(Dataset items)
= = =

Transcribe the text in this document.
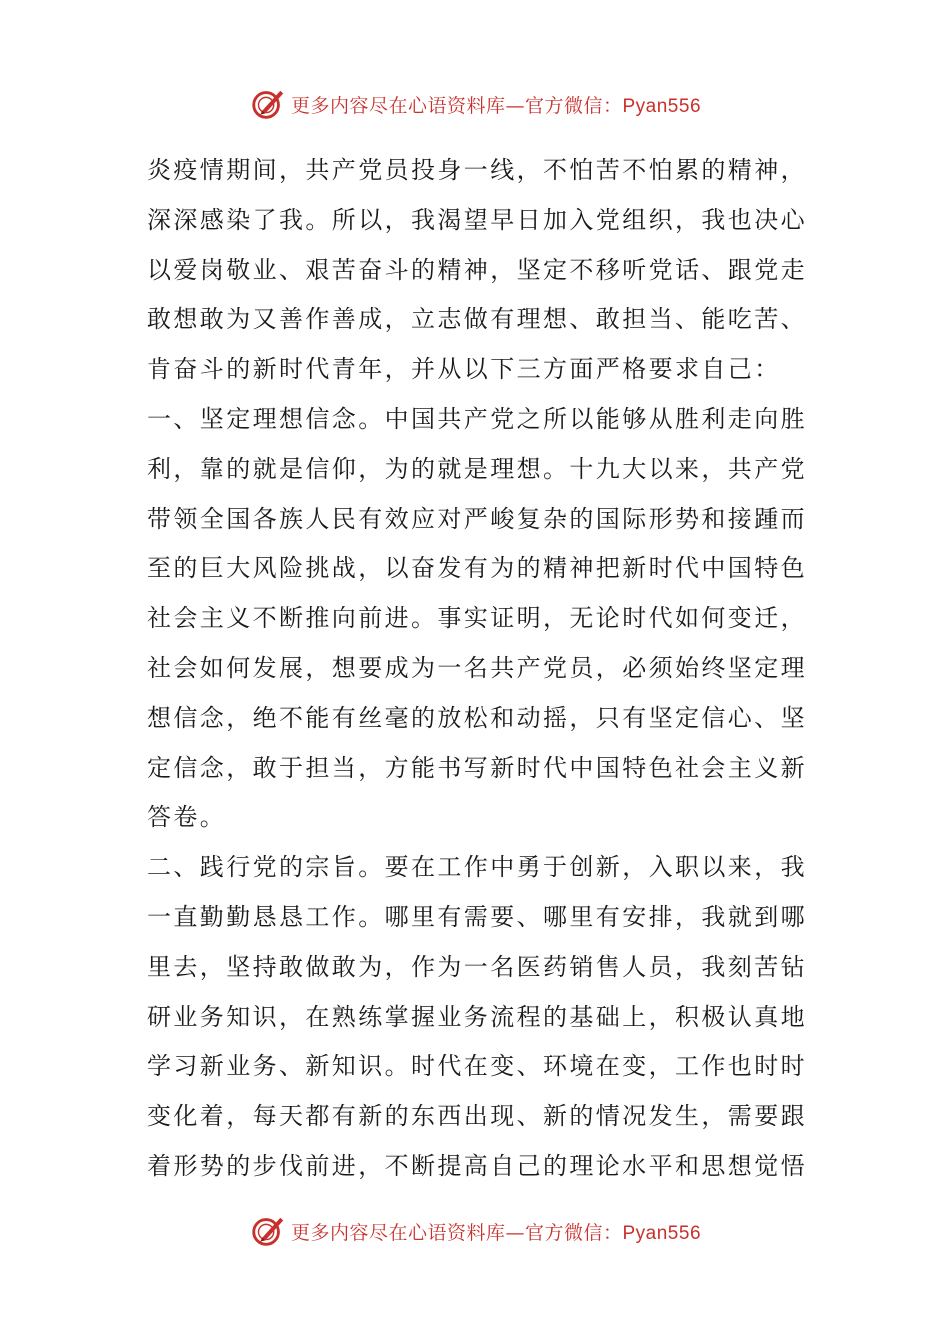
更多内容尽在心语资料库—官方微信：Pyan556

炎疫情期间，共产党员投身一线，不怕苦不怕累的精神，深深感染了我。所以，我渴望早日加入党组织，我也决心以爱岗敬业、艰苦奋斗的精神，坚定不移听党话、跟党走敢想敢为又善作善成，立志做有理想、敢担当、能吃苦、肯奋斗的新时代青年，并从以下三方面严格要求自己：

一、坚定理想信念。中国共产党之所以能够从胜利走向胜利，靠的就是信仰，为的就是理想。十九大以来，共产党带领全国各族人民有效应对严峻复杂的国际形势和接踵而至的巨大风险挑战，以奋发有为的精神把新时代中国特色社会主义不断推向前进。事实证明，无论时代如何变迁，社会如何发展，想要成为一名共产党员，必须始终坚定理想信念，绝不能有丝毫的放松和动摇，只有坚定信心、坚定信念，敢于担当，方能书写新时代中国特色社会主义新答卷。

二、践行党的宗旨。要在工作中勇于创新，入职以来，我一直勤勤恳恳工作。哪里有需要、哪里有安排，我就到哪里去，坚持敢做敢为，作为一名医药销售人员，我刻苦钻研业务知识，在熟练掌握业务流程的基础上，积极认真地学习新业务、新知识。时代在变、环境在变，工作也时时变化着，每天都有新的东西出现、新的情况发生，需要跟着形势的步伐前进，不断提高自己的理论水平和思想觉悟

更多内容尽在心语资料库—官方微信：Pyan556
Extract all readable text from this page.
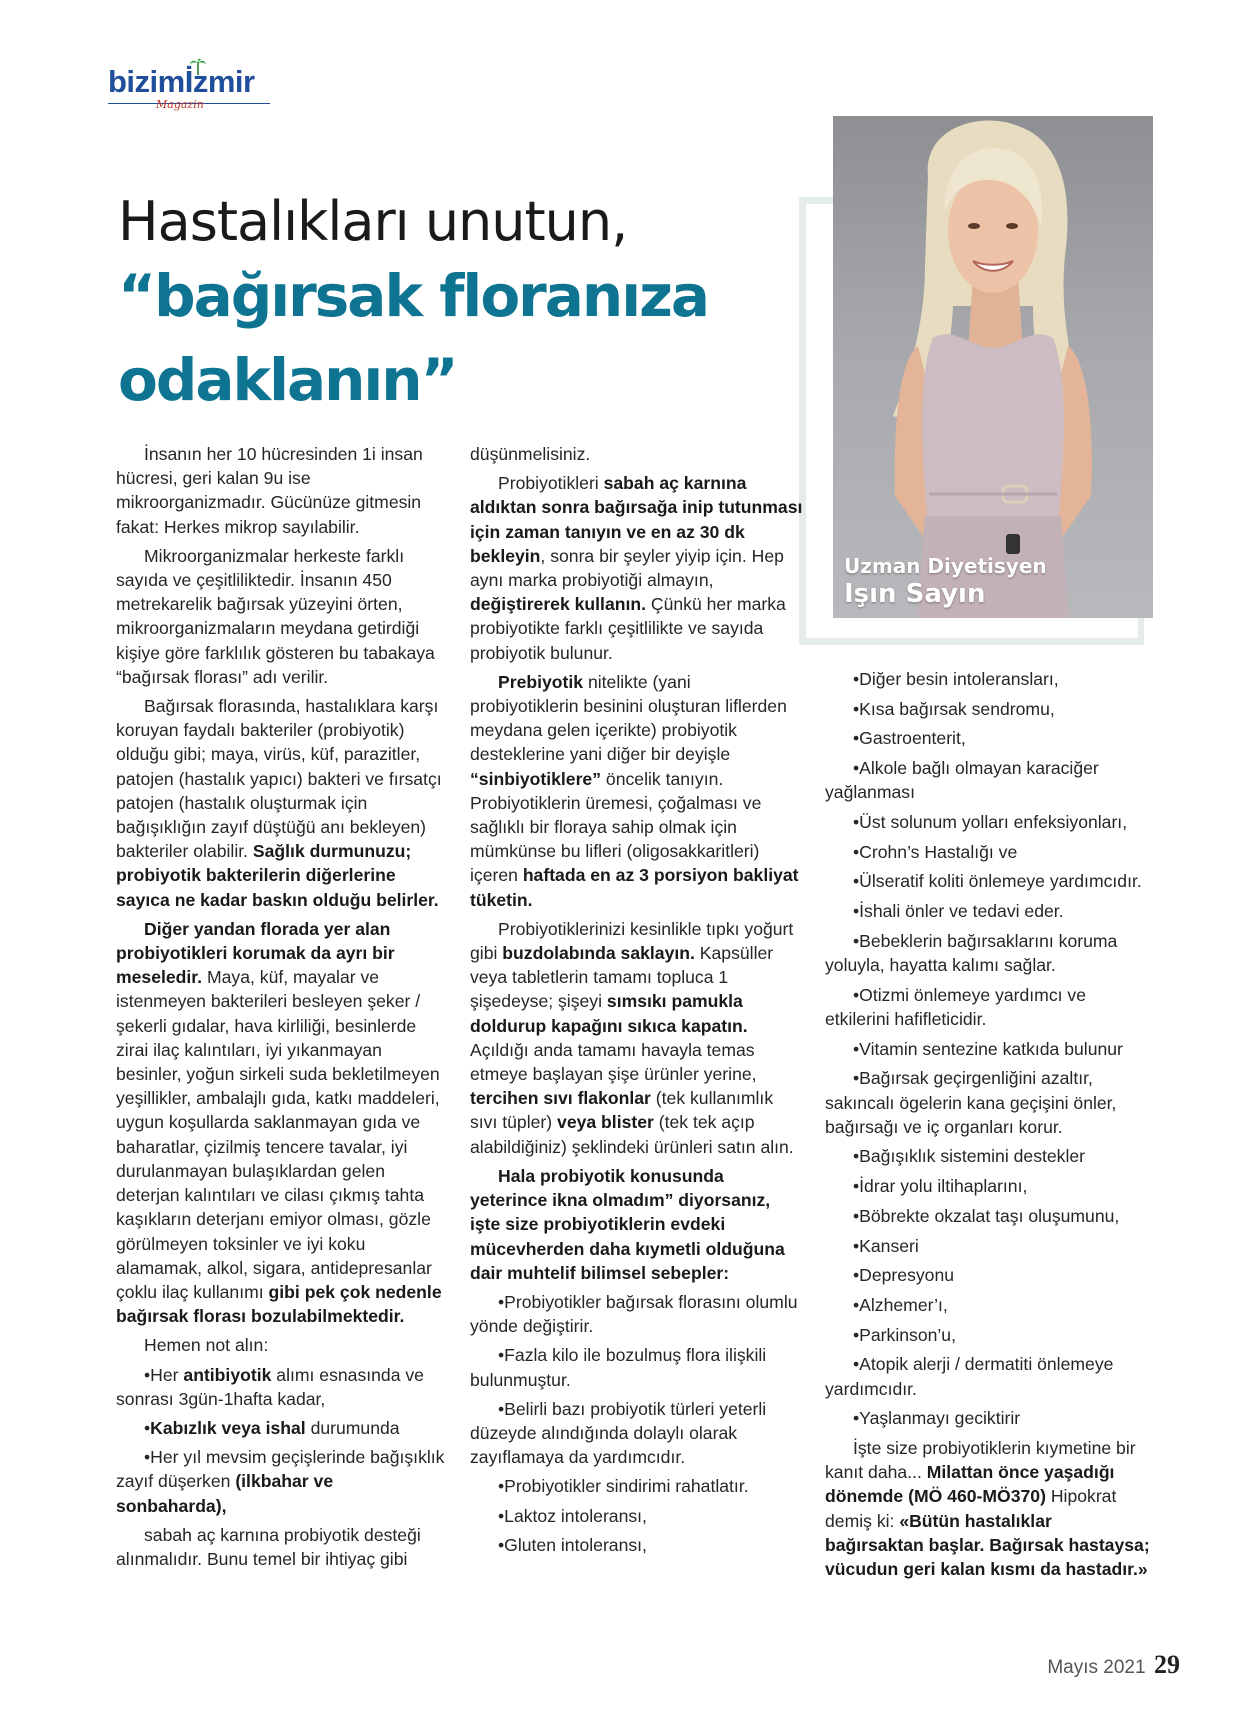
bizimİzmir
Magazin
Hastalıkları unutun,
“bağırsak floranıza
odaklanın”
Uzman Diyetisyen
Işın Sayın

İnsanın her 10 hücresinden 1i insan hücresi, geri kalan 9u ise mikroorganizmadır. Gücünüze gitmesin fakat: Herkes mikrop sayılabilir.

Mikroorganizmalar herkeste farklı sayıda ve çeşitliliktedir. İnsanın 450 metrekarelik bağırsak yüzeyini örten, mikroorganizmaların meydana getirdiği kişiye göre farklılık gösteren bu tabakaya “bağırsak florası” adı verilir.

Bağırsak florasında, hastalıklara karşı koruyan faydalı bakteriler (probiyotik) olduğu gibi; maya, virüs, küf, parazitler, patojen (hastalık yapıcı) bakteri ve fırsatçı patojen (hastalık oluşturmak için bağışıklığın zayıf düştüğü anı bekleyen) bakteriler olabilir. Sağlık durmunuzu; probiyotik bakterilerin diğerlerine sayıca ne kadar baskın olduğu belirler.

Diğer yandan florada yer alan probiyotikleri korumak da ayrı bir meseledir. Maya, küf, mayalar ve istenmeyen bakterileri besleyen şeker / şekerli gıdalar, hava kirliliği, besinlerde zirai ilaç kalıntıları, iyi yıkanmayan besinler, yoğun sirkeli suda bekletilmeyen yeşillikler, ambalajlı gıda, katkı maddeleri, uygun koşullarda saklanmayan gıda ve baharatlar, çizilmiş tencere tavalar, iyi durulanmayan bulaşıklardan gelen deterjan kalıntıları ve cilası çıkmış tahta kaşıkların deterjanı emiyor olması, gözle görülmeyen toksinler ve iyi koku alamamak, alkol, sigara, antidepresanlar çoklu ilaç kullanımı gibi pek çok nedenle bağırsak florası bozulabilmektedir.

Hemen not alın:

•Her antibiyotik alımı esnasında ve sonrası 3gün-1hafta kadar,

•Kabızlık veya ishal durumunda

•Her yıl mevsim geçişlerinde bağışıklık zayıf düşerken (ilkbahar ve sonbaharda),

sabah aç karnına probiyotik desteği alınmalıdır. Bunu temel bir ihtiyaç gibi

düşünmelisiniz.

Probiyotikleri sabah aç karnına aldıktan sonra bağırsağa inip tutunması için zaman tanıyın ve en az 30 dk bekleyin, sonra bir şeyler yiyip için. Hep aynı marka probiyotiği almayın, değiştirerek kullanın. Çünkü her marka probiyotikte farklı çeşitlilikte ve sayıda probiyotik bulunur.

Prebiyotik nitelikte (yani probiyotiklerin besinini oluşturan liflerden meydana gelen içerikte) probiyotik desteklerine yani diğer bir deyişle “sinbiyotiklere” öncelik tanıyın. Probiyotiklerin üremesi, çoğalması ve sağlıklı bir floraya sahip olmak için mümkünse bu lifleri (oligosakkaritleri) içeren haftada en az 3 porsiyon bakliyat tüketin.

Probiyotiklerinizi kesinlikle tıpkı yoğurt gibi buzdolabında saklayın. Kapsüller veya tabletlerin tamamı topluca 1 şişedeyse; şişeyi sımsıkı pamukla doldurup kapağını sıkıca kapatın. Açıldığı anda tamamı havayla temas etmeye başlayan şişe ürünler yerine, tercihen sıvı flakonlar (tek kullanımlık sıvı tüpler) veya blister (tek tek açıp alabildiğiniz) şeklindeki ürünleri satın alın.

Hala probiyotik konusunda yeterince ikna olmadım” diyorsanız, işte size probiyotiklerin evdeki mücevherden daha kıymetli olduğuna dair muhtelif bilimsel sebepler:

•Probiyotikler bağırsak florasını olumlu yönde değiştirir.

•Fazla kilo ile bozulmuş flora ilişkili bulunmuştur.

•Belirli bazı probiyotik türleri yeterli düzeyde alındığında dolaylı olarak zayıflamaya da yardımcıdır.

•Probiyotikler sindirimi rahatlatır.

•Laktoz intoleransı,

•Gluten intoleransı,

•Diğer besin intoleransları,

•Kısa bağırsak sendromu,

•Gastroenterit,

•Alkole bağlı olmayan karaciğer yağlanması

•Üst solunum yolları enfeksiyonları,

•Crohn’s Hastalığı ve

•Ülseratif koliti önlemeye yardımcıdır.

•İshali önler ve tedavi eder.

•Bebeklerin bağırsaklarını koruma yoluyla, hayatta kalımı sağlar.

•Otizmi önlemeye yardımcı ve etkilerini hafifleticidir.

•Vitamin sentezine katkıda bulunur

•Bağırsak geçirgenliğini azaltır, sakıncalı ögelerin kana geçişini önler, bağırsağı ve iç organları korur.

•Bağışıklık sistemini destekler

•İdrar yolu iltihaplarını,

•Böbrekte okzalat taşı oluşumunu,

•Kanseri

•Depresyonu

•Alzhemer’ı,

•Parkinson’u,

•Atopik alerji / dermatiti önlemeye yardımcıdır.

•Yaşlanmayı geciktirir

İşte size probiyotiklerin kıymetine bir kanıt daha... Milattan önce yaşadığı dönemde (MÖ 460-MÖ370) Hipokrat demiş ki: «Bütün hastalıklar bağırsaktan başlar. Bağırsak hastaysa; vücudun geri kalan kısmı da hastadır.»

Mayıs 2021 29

= = =

# Task prompt
Skip the pictures and print each record exactly as it stands.

# Reply to the exercise
Transcribe the text in this document.
更多内容尽在心语资料库—官方微信：Pyan556

炎疫情期间，共产党员投身一线，不怕苦不怕累的精神，深深感染了我。所以，我渴望早日加入党组织，我也决心以爱岗敬业、艰苦奋斗的精神，坚定不移听党话、跟党走敢想敢为又善作善成，立志做有理想、敢担当、能吃苦、肯奋斗的新时代青年，并从以下三方面严格要求自己：

一、坚定理想信念。中国共产党之所以能够从胜利走向胜利，靠的就是信仰，为的就是理想。十九大以来，共产党带领全国各族人民有效应对严峻复杂的国际形势和接踵而至的巨大风险挑战，以奋发有为的精神把新时代中国特色社会主义不断推向前进。事实证明，无论时代如何变迁，社会如何发展，想要成为一名共产党员，必须始终坚定理想信念，绝不能有丝毫的放松和动摇，只有坚定信心、坚定信念，敢于担当，方能书写新时代中国特色社会主义新答卷。

二、践行党的宗旨。要在工作中勇于创新，入职以来，我一直勤勤恳恳工作。哪里有需要、哪里有安排，我就到哪里去，坚持敢做敢为，作为一名医药销售人员，我刻苦钻研业务知识，在熟练掌握业务流程的基础上，积极认真地学习新业务、新知识。时代在变、环境在变，工作也时时变化着，每天都有新的东西出现、新的情况发生，需要跟着形势的步伐前进，不断提高自己的理论水平和思想觉悟

更多内容尽在心语资料库—官方微信：Pyan556
Extract all readable text from this page.
bizimİzmir
Magazin
Hastalıkları unutun,
“bağırsak floranıza
odaklanın”
Uzman Diyetisyen
Işın Sayın

İnsanın her 10 hücresinden 1i insan hücresi, geri kalan 9u ise mikroorganizmadır. Gücünüze gitmesin fakat: Herkes mikrop sayılabilir.

Mikroorganizmalar herkeste farklı sayıda ve çeşitliliktedir. İnsanın 450 metrekarelik bağırsak yüzeyini örten, mikroorganizmaların meydana getirdiği kişiye göre farklılık gösteren bu tabakaya “bağırsak florası” adı verilir.

Bağırsak florasında, hastalıklara karşı koruyan faydalı bakteriler (probiyotik) olduğu gibi; maya, virüs, küf, parazitler, patojen (hastalık yapıcı) bakteri ve fırsatçı patojen (hastalık oluşturmak için bağışıklığın zayıf düştüğü anı bekleyen) bakteriler olabilir. Sağlık durmunuzu; probiyotik bakterilerin diğerlerine sayıca ne kadar baskın olduğu belirler.

Diğer yandan florada yer alan probiyotikleri korumak da ayrı bir meseledir. Maya, küf, mayalar ve istenmeyen bakterileri besleyen şeker / şekerli gıdalar, hava kirliliği, besinlerde zirai ilaç kalıntıları, iyi yıkanmayan besinler, yoğun sirkeli suda bekletilmeyen yeşillikler, ambalajlı gıda, katkı maddeleri, uygun koşullarda saklanmayan gıda ve baharatlar, çizilmiş tencere tavalar, iyi durulanmayan bulaşıklardan gelen deterjan kalıntıları ve cilası çıkmış tahta kaşıkların deterjanı emiyor olması, gözle görülmeyen toksinler ve iyi koku alamamak, alkol, sigara, antidepresanlar çoklu ilaç kullanımı gibi pek çok nedenle bağırsak florası bozulabilmektedir.

Hemen not alın:

•Her antibiyotik alımı esnasında ve sonrası 3gün-1hafta kadar,

•Kabızlık veya ishal durumunda

•Her yıl mevsim geçişlerinde bağışıklık zayıf düşerken (ilkbahar ve sonbaharda),

sabah aç karnına probiyotik desteği alınmalıdır. Bunu temel bir ihtiyaç gibi

düşünmelisiniz.

Probiyotikleri sabah aç karnına aldıktan sonra bağırsağa inip tutunması için zaman tanıyın ve en az 30 dk bekleyin, sonra bir şeyler yiyip için. Hep aynı marka probiyotiği almayın, değiştirerek kullanın. Çünkü her marka probiyotikte farklı çeşitlilikte ve sayıda probiyotik bulunur.

Prebiyotik nitelikte (yani probiyotiklerin besinini oluşturan liflerden meydana gelen içerikte) probiyotik desteklerine yani diğer bir deyişle “sinbiyotiklere” öncelik tanıyın. Probiyotiklerin üremesi, çoğalması ve sağlıklı bir floraya sahip olmak için mümkünse bu lifleri (oligosakkaritleri) içeren haftada en az 3 porsiyon bakliyat tüketin.

Probiyotiklerinizi kesinlikle tıpkı yoğurt gibi buzdolabında saklayın. Kapsüller veya tabletlerin tamamı topluca 1 şişedeyse; şişeyi sımsıkı pamukla doldurup kapağını sıkıca kapatın. Açıldığı anda tamamı havayla temas etmeye başlayan şişe ürünler yerine, tercihen sıvı flakonlar (tek kullanımlık sıvı tüpler) veya blister (tek tek açıp alabildiğiniz) şeklindeki ürünleri satın alın.

Hala probiyotik konusunda yeterince ikna olmadım” diyorsanız, işte size probiyotiklerin evdeki mücevherden daha kıymetli olduğuna dair muhtelif bilimsel sebepler:

•Probiyotikler bağırsak florasını olumlu yönde değiştirir.

•Fazla kilo ile bozulmuş flora ilişkili bulunmuştur.

•Belirli bazı probiyotik türleri yeterli düzeyde alındığında dolaylı olarak zayıflamaya da yardımcıdır.

•Probiyotikler sindirimi rahatlatır.

•Laktoz intoleransı,

•Gluten intoleransı,

•Diğer besin intoleransları,

•Kısa bağırsak sendromu,

•Gastroenterit,

•Alkole bağlı olmayan karaciğer yağlanması

•Üst solunum yolları enfeksiyonları,

•Crohn’s Hastalığı ve

•Ülseratif koliti önlemeye yardımcıdır.

•İshali önler ve tedavi eder.

•Bebeklerin bağırsaklarını koruma yoluyla, hayatta kalımı sağlar.

•Otizmi önlemeye yardımcı ve etkilerini hafifleticidir.

•Vitamin sentezine katkıda bulunur

•Bağırsak geçirgenliğini azaltır, sakıncalı ögelerin kana geçişini önler, bağırsağı ve iç organları korur.

•Bağışıklık sistemini destekler

•İdrar yolu iltihaplarını,

•Böbrekte okzalat taşı oluşumunu,

•Kanseri

•Depresyonu

•Alzhemer’ı,

•Parkinson’u,

•Atopik alerji / dermatiti önlemeye yardımcıdır.

•Yaşlanmayı geciktirir

İşte size probiyotiklerin kıymetine bir kanıt daha... Milattan önce yaşadığı dönemde (MÖ 460-MÖ370) Hipokrat demiş ki: «Bütün hastalıklar bağırsaktan başlar. Bağırsak hastaysa; vücudun geri kalan kısmı da hastadır.»

Mayıs 2021 29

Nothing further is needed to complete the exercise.